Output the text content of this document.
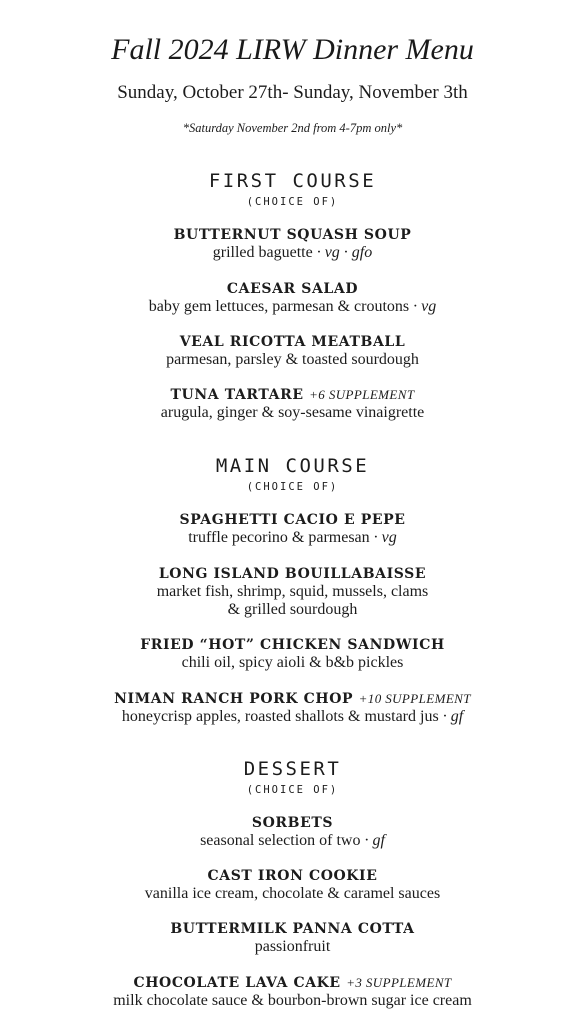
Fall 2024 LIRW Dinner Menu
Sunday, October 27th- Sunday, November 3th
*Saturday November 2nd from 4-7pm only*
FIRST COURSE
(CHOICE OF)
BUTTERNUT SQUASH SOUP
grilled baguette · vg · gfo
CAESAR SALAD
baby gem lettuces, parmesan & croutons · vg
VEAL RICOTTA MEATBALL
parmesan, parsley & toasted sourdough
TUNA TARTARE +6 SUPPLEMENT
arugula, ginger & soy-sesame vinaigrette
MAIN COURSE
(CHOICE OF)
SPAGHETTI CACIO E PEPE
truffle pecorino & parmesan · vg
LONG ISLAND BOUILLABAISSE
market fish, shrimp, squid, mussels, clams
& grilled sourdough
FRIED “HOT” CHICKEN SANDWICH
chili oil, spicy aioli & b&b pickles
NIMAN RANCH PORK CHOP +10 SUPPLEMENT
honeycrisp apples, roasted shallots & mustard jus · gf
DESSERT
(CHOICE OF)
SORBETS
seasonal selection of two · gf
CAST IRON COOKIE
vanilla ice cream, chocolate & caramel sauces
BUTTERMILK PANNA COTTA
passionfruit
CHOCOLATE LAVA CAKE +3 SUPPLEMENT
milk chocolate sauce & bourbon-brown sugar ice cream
..........
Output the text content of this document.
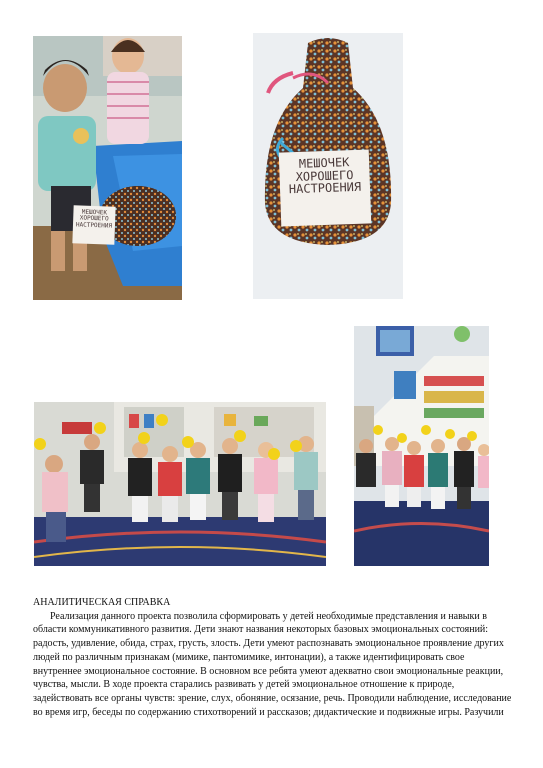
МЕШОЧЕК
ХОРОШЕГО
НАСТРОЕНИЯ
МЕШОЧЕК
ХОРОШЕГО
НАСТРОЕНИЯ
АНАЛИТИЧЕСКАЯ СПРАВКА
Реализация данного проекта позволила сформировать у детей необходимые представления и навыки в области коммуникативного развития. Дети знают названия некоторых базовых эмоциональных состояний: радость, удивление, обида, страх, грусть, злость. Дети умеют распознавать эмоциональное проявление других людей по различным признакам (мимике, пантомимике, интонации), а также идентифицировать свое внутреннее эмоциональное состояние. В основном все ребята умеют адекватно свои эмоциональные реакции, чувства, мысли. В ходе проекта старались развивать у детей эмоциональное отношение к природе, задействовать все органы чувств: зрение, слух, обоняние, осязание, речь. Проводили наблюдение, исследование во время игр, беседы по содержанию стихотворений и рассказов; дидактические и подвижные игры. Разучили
..........
- EXERCISE OBJECTIVE
Reply with the number of lines in the data that include the string "sourdough" and nothing else.

- FINAL ANSWER
2